Will you output all of the data below exactly, omitting the images?

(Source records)
------------------------------------------------------------
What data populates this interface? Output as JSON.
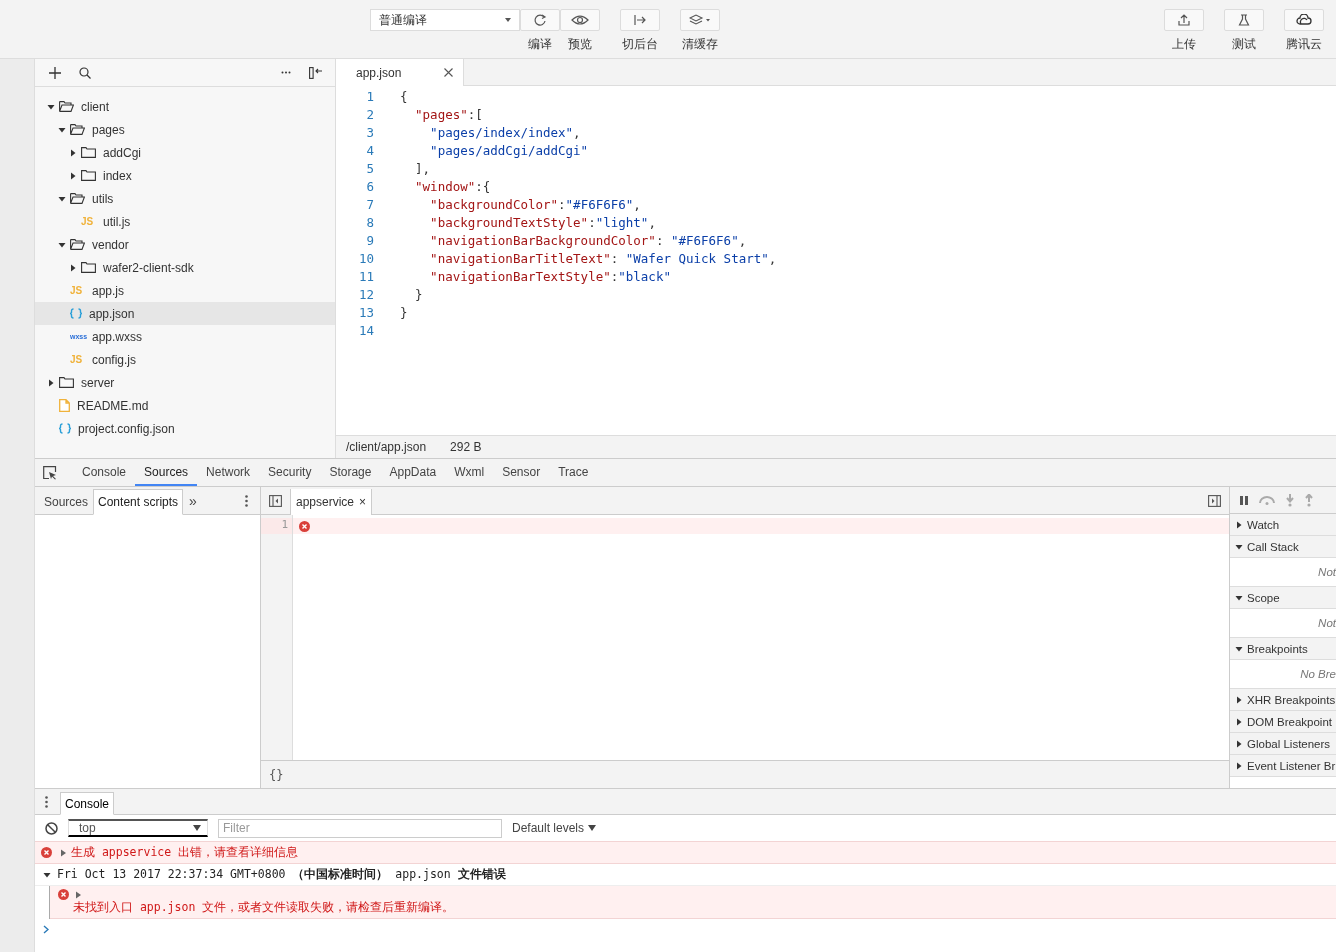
{
  "toolbar": {
    "compile_mode": "普通编译",
    "left_buttons": [
      {
        "kind": "refresh",
        "label": "编译"
      },
      {
        "kind": "eye",
        "label": "预览"
      },
      {
        "kind": "background",
        "label": "切后台"
      },
      {
        "kind": "layers",
        "label": "清缓存"
      }
    ],
    "right_buttons": [
      {
        "kind": "upload",
        "label": "上传"
      },
      {
        "kind": "flask",
        "label": "测试"
      },
      {
        "kind": "cloud",
        "label": "腾讯云"
      }
    ]
  },
  "file_tree": [
    {
      "name": "client",
      "kind": "folder",
      "expanded": true,
      "selected": false,
      "children": [
        {
          "name": "pages",
          "kind": "folder",
          "expanded": true,
          "selected": false,
          "children": [
            {
              "name": "addCgi",
              "kind": "folder",
              "expanded": false,
              "selected": false
            },
            {
              "name": "index",
              "kind": "folder",
              "expanded": false,
              "selected": false
            }
          ]
        },
        {
          "name": "utils",
          "kind": "folder",
          "expanded": true,
          "selected": false,
          "children": [
            {
              "name": "util.js",
              "kind": "js",
              "icon_text": "JS",
              "selected": false
            }
          ]
        },
        {
          "name": "vendor",
          "kind": "folder",
          "expanded": true,
          "selected": false,
          "children": [
            {
              "name": "wafer2-client-sdk",
              "kind": "folder",
              "expanded": false,
              "selected": false
            }
          ]
        },
        {
          "name": "app.js",
          "kind": "js",
          "icon_text": "JS",
          "selected": false
        },
        {
          "name": "app.json",
          "kind": "json",
          "selected": true
        },
        {
          "name": "app.wxss",
          "kind": "wxss",
          "icon_text": "wxss",
          "selected": false
        },
        {
          "name": "config.js",
          "kind": "js",
          "icon_text": "JS",
          "selected": false
        }
      ]
    },
    {
      "name": "server",
      "kind": "folder",
      "expanded": false,
      "selected": false
    },
    {
      "name": "README.md",
      "kind": "md",
      "selected": false
    },
    {
      "name": "project.config.json",
      "kind": "json",
      "selected": false
    }
  ],
  "editor": {
    "tab": "app.json",
    "lines": [
      {
        "number": "1",
        "tokens": [
          {
            "kind": "punct",
            "text": "{"
          }
        ]
      },
      {
        "number": "2",
        "tokens": [
          {
            "kind": "key",
            "text": "  \"pages\""
          },
          {
            "kind": "punct",
            "text": ":["
          }
        ]
      },
      {
        "number": "3",
        "tokens": [
          {
            "kind": "string",
            "text": "    \"pages/index/index\""
          },
          {
            "kind": "punct",
            "text": ","
          }
        ]
      },
      {
        "number": "4",
        "tokens": [
          {
            "kind": "string",
            "text": "    \"pages/addCgi/addCgi\""
          }
        ]
      },
      {
        "number": "5",
        "tokens": [
          {
            "kind": "punct",
            "text": "  ],"
          }
        ]
      },
      {
        "number": "6",
        "tokens": [
          {
            "kind": "key",
            "text": "  \"window\""
          },
          {
            "kind": "punct",
            "text": ":{"
          }
        ]
      },
      {
        "number": "7",
        "tokens": [
          {
            "kind": "key",
            "text": "    \"backgroundColor\""
          },
          {
            "kind": "punct",
            "text": ":"
          },
          {
            "kind": "string",
            "text": "\"#F6F6F6\""
          },
          {
            "kind": "punct",
            "text": ","
          }
        ]
      },
      {
        "number": "8",
        "tokens": [
          {
            "kind": "key",
            "text": "    \"backgroundTextStyle\""
          },
          {
            "kind": "punct",
            "text": ":"
          },
          {
            "kind": "string",
            "text": "\"light\""
          },
          {
            "kind": "punct",
            "text": ","
          }
        ]
      },
      {
        "number": "9",
        "tokens": [
          {
            "kind": "key",
            "text": "    \"navigationBarBackgroundColor\""
          },
          {
            "kind": "punct",
            "text": ": "
          },
          {
            "kind": "string",
            "text": "\"#F6F6F6\""
          },
          {
            "kind": "punct",
            "text": ","
          }
        ]
      },
      {
        "number": "10",
        "tokens": [
          {
            "kind": "key",
            "text": "    \"navigationBarTitleText\""
          },
          {
            "kind": "punct",
            "text": ": "
          },
          {
            "kind": "string",
            "text": "\"Wafer Quick Start\""
          },
          {
            "kind": "punct",
            "text": ","
          }
        ]
      },
      {
        "number": "11",
        "tokens": [
          {
            "kind": "key",
            "text": "    \"navigationBarTextStyle\""
          },
          {
            "kind": "punct",
            "text": ":"
          },
          {
            "kind": "string",
            "text": "\"black\""
          }
        ]
      },
      {
        "number": "12",
        "tokens": [
          {
            "kind": "punct",
            "text": "  }"
          }
        ]
      },
      {
        "number": "13",
        "tokens": [
          {
            "kind": "punct",
            "text": "}"
          }
        ]
      },
      {
        "number": "14"
      }
    ],
    "status_path": "/client/app.json",
    "status_size": "292 B"
  },
  "devtools": {
    "tabs": [
      {
        "label": "Console",
        "selected": false
      },
      {
        "label": "Sources",
        "selected": true
      },
      {
        "label": "Network",
        "selected": false
      },
      {
        "label": "Security",
        "selected": false
      },
      {
        "label": "Storage",
        "selected": false
      },
      {
        "label": "AppData",
        "selected": false
      },
      {
        "label": "Wxml",
        "selected": false
      },
      {
        "label": "Sensor",
        "selected": false
      },
      {
        "label": "Trace",
        "selected": false
      }
    ],
    "navigator_tabs": [
      {
        "label": "Sources",
        "selected": false
      },
      {
        "label": "Content scripts",
        "selected": true
      }
    ],
    "navigator_more": "»",
    "source_tab": "appservice",
    "source_tab_close": "×",
    "source_line": "1",
    "pretty_print": "{}",
    "sections": [
      {
        "title": "Watch",
        "expanded": false
      },
      {
        "title": "Call Stack",
        "expanded": true,
        "body": "Not"
      },
      {
        "title": "Scope",
        "expanded": true,
        "body": "Not"
      },
      {
        "title": "Breakpoints",
        "expanded": true,
        "body": "No Bre"
      },
      {
        "title": "XHR Breakpoints",
        "expanded": false
      },
      {
        "title": "DOM Breakpoint",
        "expanded": false
      },
      {
        "title": "Global Listeners",
        "expanded": false
      },
      {
        "title": "Event Listener Br",
        "expanded": false
      }
    ]
  },
  "console": {
    "tab": "Console",
    "context": "top",
    "filter_placeholder": "Filter",
    "levels": "Default levels",
    "messages": [
      {
        "kind": "error",
        "text": "生成 appservice 出错，请查看详细信息"
      },
      {
        "kind": "group",
        "expanded": true,
        "text": "Fri Oct 13 2017 22:37:34 GMT+0800 **（中国标准时间）** app.json **文件错误**",
        "children": [
          {
            "kind": "error",
            "text": "未找到入口 app.json 文件，或者文件读取失败，请检查后重新编译。"
          }
        ]
      }
    ]
  }
}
------------------------------------------------------------
ANSWER BELOW =>
What data populates this interface? Output as JSON.
{
  "toolbar": {
    "compile_mode": "普通编译",
    "left_buttons": [
      {
        "kind": "refresh",
        "label": "编译"
      },
      {
        "kind": "eye",
        "label": "预览"
      },
      {
        "kind": "background",
        "label": "切后台"
      },
      {
        "kind": "layers",
        "label": "清缓存"
      }
    ],
    "right_buttons": [
      {
        "kind": "upload",
        "label": "上传"
      },
      {
        "kind": "flask",
        "label": "测试"
      },
      {
        "kind": "cloud",
        "label": "腾讯云"
      }
    ]
  },
  "file_tree": [
    {
      "name": "client",
      "kind": "folder",
      "expanded": true,
      "selected": false,
      "children": [
        {
          "name": "pages",
          "kind": "folder",
          "expanded": true,
          "selected": false,
          "children": [
            {
              "name": "addCgi",
              "kind": "folder",
              "expanded": false,
              "selected": false
            },
            {
              "name": "index",
              "kind": "folder",
              "expanded": false,
              "selected": false
            }
          ]
        },
        {
          "name": "utils",
          "kind": "folder",
          "expanded": true,
          "selected": false,
          "children": [
            {
              "name": "util.js",
              "kind": "js",
              "icon_text": "JS",
              "selected": false
            }
          ]
        },
        {
          "name": "vendor",
          "kind": "folder",
          "expanded": true,
          "selected": false,
          "children": [
            {
              "name": "wafer2-client-sdk",
              "kind": "folder",
              "expanded": false,
              "selected": false
            }
          ]
        },
        {
          "name": "app.js",
          "kind": "js",
          "icon_text": "JS",
          "selected": false
        },
        {
          "name": "app.json",
          "kind": "json",
          "selected": true
        },
        {
          "name": "app.wxss",
          "kind": "wxss",
          "icon_text": "wxss",
          "selected": false
        },
        {
          "name": "config.js",
          "kind": "js",
          "icon_text": "JS",
          "selected": false
        }
      ]
    },
    {
      "name": "server",
      "kind": "folder",
      "expanded": false,
      "selected": false
    },
    {
      "name": "README.md",
      "kind": "md",
      "selected": false
    },
    {
      "name": "project.config.json",
      "kind": "json",
      "selected": false
    }
  ],
  "editor": {
    "tab": "app.json",
    "lines": [
      {
        "number": "1",
        "tokens": [
          {
            "kind": "punct",
            "text": "{"
          }
        ]
      },
      {
        "number": "2",
        "tokens": [
          {
            "kind": "key",
            "text": "  \"pages\""
          },
          {
            "kind": "punct",
            "text": ":["
          }
        ]
      },
      {
        "number": "3",
        "tokens": [
          {
            "kind": "string",
            "text": "    \"pages/index/index\""
          },
          {
            "kind": "punct",
            "text": ","
          }
        ]
      },
      {
        "number": "4",
        "tokens": [
          {
            "kind": "string",
            "text": "    \"pages/addCgi/addCgi\""
          }
        ]
      },
      {
        "number": "5",
        "tokens": [
          {
            "kind": "punct",
            "text": "  ],"
          }
        ]
      },
      {
        "number": "6",
        "tokens": [
          {
            "kind": "key",
            "text": "  \"window\""
          },
          {
            "kind": "punct",
            "text": ":{"
          }
        ]
      },
      {
        "number": "7",
        "tokens": [
          {
            "kind": "key",
            "text": "    \"backgroundColor\""
          },
          {
            "kind": "punct",
            "text": ":"
          },
          {
            "kind": "string",
            "text": "\"#F6F6F6\""
          },
          {
            "kind": "punct",
            "text": ","
          }
        ]
      },
      {
        "number": "8",
        "tokens": [
          {
            "kind": "key",
            "text": "    \"backgroundTextStyle\""
          },
          {
            "kind": "punct",
            "text": ":"
          },
          {
            "kind": "string",
            "text": "\"light\""
          },
          {
            "kind": "punct",
            "text": ","
          }
        ]
      },
      {
        "number": "9",
        "tokens": [
          {
            "kind": "key",
            "text": "    \"navigationBarBackgroundColor\""
          },
          {
            "kind": "punct",
            "text": ": "
          },
          {
            "kind": "string",
            "text": "\"#F6F6F6\""
          },
          {
            "kind": "punct",
            "text": ","
          }
        ]
      },
      {
        "number": "10",
        "tokens": [
          {
            "kind": "key",
            "text": "    \"navigationBarTitleText\""
          },
          {
            "kind": "punct",
            "text": ": "
          },
          {
            "kind": "string",
            "text": "\"Wafer Quick Start\""
          },
          {
            "kind": "punct",
            "text": ","
          }
        ]
      },
      {
        "number": "11",
        "tokens": [
          {
            "kind": "key",
            "text": "    \"navigationBarTextStyle\""
          },
          {
            "kind": "punct",
            "text": ":"
          },
          {
            "kind": "string",
            "text": "\"black\""
          }
        ]
      },
      {
        "number": "12",
        "tokens": [
          {
            "kind": "punct",
            "text": "  }"
          }
        ]
      },
      {
        "number": "13",
        "tokens": [
          {
            "kind": "punct",
            "text": "}"
          }
        ]
      },
      {
        "number": "14"
      }
    ],
    "status_path": "/client/app.json",
    "status_size": "292 B"
  },
  "devtools": {
    "tabs": [
      {
        "label": "Console",
        "selected": false
      },
      {
        "label": "Sources",
        "selected": true
      },
      {
        "label": "Network",
        "selected": false
      },
      {
        "label": "Security",
        "selected": false
      },
      {
        "label": "Storage",
        "selected": false
      },
      {
        "label": "AppData",
        "selected": false
      },
      {
        "label": "Wxml",
        "selected": false
      },
      {
        "label": "Sensor",
        "selected": false
      },
      {
        "label": "Trace",
        "selected": false
      }
    ],
    "navigator_tabs": [
      {
        "label": "Sources",
        "selected": false
      },
      {
        "label": "Content scripts",
        "selected": true
      }
    ],
    "navigator_more": "»",
    "source_tab": "appservice",
    "source_tab_close": "×",
    "source_line": "1",
    "pretty_print": "{}",
    "sections": [
      {
        "title": "Watch",
        "expanded": false
      },
      {
        "title": "Call Stack",
        "expanded": true,
        "body": "Not"
      },
      {
        "title": "Scope",
        "expanded": true,
        "body": "Not"
      },
      {
        "title": "Breakpoints",
        "expanded": true,
        "body": "No Bre"
      },
      {
        "title": "XHR Breakpoints",
        "expanded": false
      },
      {
        "title": "DOM Breakpoint",
        "expanded": false
      },
      {
        "title": "Global Listeners",
        "expanded": false
      },
      {
        "title": "Event Listener Br",
        "expanded": false
      }
    ]
  },
  "console": {
    "tab": "Console",
    "context": "top",
    "filter_placeholder": "Filter",
    "levels": "Default levels",
    "messages": [
      {
        "kind": "error",
        "text": "生成 appservice 出错，请查看详细信息"
      },
      {
        "kind": "group",
        "expanded": true,
        "text": "Fri Oct 13 2017 22:37:34 GMT+0800 **（中国标准时间）** app.json **文件错误**",
        "children": [
          {
            "kind": "error",
            "text": "未找到入口 app.json 文件，或者文件读取失败，请检查后重新编译。"
          }
        ]
      }
    ]
  }
}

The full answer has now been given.